**The problem**
Can you render every line of the material as a JSON list of strings, one string per line, with blank lines left out? Leave the pictures out of the answer.

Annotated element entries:
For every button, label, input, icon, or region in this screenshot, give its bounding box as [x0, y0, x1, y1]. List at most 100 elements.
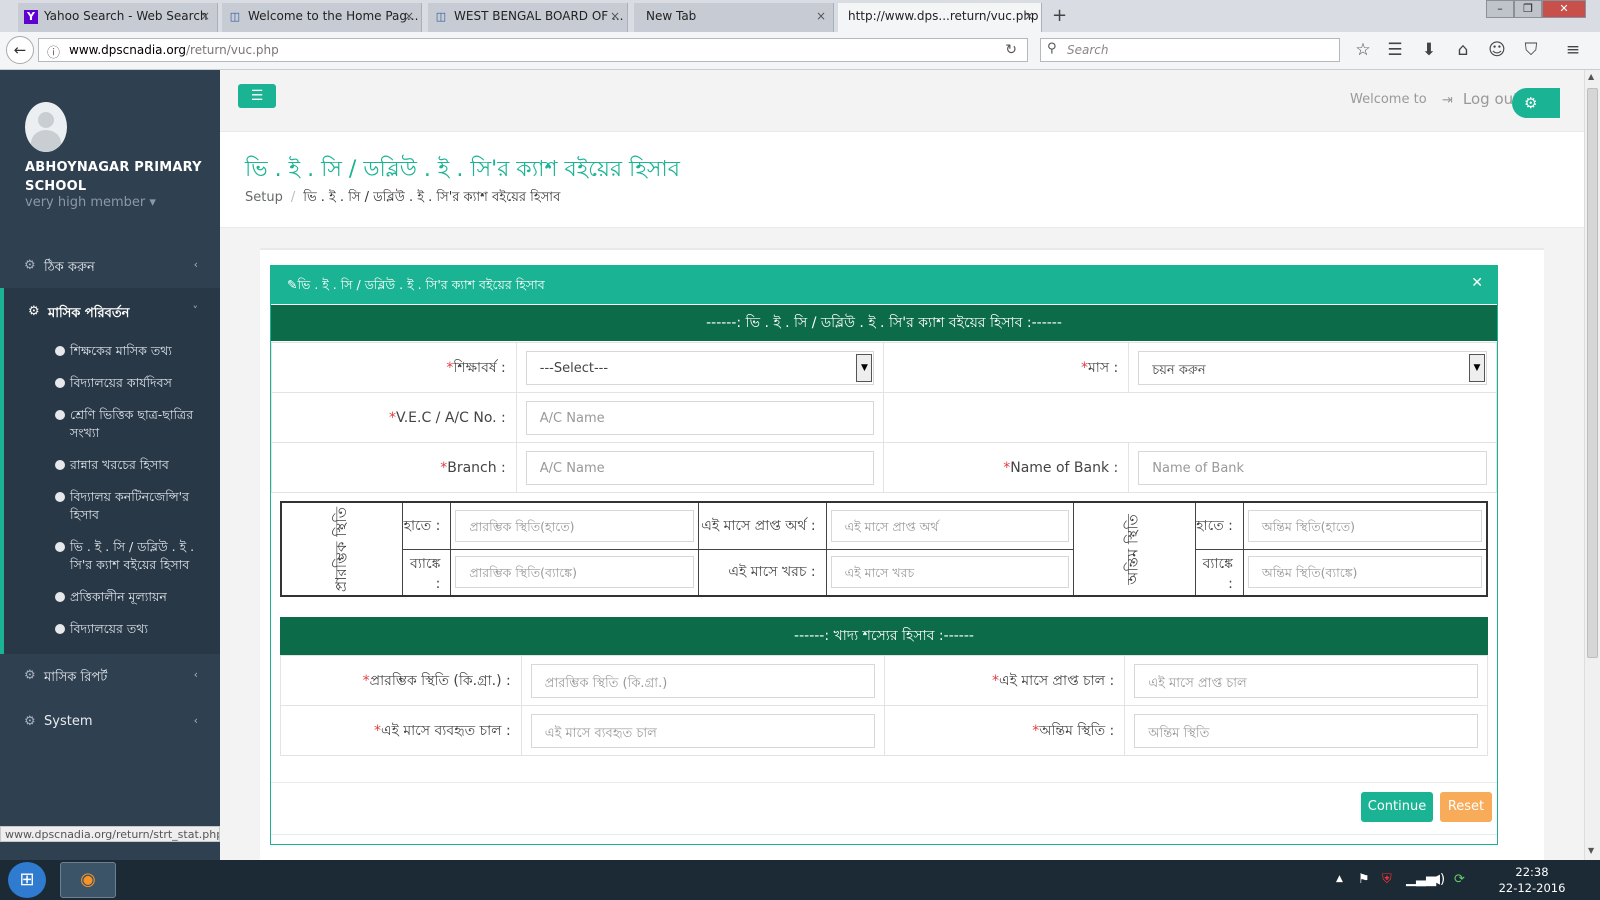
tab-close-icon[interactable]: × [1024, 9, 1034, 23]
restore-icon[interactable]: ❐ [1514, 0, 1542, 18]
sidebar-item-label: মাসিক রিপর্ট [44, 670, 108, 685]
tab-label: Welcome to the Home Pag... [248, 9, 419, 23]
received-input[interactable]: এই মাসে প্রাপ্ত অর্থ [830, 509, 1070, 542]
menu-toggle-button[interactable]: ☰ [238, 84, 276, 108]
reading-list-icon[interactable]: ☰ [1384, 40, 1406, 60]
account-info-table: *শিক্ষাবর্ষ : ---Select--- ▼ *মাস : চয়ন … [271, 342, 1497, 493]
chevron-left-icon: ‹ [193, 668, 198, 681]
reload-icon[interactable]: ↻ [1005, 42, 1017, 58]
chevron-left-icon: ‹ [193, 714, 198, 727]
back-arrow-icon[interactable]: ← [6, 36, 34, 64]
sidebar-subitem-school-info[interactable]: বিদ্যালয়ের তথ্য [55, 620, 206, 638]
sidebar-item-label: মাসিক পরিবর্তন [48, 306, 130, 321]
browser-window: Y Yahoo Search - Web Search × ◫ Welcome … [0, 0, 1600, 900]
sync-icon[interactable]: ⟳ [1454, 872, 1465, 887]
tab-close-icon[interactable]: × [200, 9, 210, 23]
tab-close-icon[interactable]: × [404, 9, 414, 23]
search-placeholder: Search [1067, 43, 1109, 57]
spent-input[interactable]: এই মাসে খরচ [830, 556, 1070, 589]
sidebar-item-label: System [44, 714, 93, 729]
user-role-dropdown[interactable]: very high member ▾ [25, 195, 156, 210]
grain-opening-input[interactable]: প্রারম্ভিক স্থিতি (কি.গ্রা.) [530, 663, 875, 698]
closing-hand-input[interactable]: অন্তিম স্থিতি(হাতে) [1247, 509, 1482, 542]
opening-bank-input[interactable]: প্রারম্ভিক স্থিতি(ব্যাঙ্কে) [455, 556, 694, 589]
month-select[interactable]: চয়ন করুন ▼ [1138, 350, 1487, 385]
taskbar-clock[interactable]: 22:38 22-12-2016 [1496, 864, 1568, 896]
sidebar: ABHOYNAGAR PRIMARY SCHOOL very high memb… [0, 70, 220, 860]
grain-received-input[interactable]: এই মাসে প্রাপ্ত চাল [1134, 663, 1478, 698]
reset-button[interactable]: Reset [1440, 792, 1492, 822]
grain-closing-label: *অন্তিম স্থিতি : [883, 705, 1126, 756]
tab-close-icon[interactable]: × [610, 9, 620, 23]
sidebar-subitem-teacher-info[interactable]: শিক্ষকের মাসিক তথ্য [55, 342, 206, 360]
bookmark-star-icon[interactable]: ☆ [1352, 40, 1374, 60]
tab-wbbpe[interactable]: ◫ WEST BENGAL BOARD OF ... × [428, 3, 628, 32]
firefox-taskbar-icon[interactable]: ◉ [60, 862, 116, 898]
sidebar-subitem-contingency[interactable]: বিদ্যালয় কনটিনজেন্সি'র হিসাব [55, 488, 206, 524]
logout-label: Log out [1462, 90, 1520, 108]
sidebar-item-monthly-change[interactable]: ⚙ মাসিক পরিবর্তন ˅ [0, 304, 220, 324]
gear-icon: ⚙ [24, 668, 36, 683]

**Full answer**
[
  "For every button, label, input, icon, or region in this screenshot, give its bounding box as [x0, y0, x1, y1]. List at most 100 elements.",
  "tab-close-icon[interactable]: × [1024, 9, 1034, 23]",
  "restore-icon[interactable]: ❐ [1514, 0, 1542, 18]",
  "sidebar-item-label: মাসিক রিপর্ট [44, 670, 108, 685]",
  "tab-label: Welcome to the Home Pag... [248, 9, 419, 23]",
  "received-input[interactable]: এই মাসে প্রাপ্ত অর্থ [830, 509, 1070, 542]",
  "menu-toggle-button[interactable]: ☰ [238, 84, 276, 108]",
  "reading-list-icon[interactable]: ☰ [1384, 40, 1406, 60]",
  "account-info-table: *শিক্ষাবর্ষ : ---Select--- ▼ *মাস : চয়ন … [271, 342, 1497, 493]",
  "chevron-left-icon: ‹ [193, 668, 198, 681]",
  "reload-icon[interactable]: ↻ [1005, 42, 1017, 58]",
  "chevron-left-icon: ‹ [193, 714, 198, 727]",
  "back-arrow-icon[interactable]: ← [6, 36, 34, 64]",
  "sidebar-subitem-school-info[interactable]: বিদ্যালয়ের তথ্য [55, 620, 206, 638]",
  "sidebar-item-label: মাসিক পরিবর্তন [48, 306, 130, 321]",
  "browser-window: Y Yahoo Search - Web Search × ◫ Welcome … [0, 0, 1600, 900]",
  "sync-icon[interactable]: ⟳ [1454, 872, 1465, 887]",
  "tab-close-icon[interactable]: × [200, 9, 210, 23]",
  "tab-close-icon[interactable]: × [404, 9, 414, 23]",
  "search-placeholder: Search [1067, 43, 1109, 57]",
  "spent-input[interactable]: এই মাসে খরচ [830, 556, 1070, 589]",
  "sidebar-item-label: System [44, 714, 93, 729]",
  "user-role-dropdown[interactable]: very high member ▾ [25, 195, 156, 210]",
  "grain-opening-input[interactable]: প্রারম্ভিক স্থিতি (কি.গ্রা.) [530, 663, 875, 698]",
  "closing-hand-input[interactable]: অন্তিম স্থিতি(হাতে) [1247, 509, 1482, 542]",
  "opening-bank-input[interactable]: প্রারম্ভিক স্থিতি(ব্যাঙ্কে) [455, 556, 694, 589]",
  "month-select[interactable]: চয়ন করুন ▼ [1138, 350, 1487, 385]",
  "taskbar-clock[interactable]: 22:38 22-12-2016 [1496, 864, 1568, 896]",
  "sidebar: ABHOYNAGAR PRIMARY SCHOOL very high memb… [0, 70, 220, 860]",
  "grain-received-input[interactable]: এই মাসে প্রাপ্ত চাল [1134, 663, 1478, 698]",
  "reset-button[interactable]: Reset [1440, 792, 1492, 822]",
  "grain-closing-label: *অন্তিম স্থিতি : [883, 705, 1126, 756]",
  "tab-close-icon[interactable]: × [610, 9, 620, 23]",
  "sidebar-subitem-teacher-info[interactable]: শিক্ষকের মাসিক তথ্য [55, 342, 206, 360]",
  "bookmark-star-icon[interactable]: ☆ [1352, 40, 1374, 60]",
  "tab-wbbpe[interactable]: ◫ WEST BENGAL BOARD OF ... × [428, 3, 628, 32]",
  "firefox-taskbar-icon[interactable]: ◉ [60, 862, 116, 898]",
  "sidebar-subitem-contingency[interactable]: বিদ্যালয় কনটিনজেন্সি'র হিসাব [55, 488, 206, 524]",
  "logout-label: Log out [1462, 90, 1520, 108]",
  "sidebar-item-monthly-change[interactable]: ⚙ মাসিক পরিবর্তন ˅ [0, 304, 220, 324]",
  "gear-icon: ⚙ [24, 668, 36, 683]"
]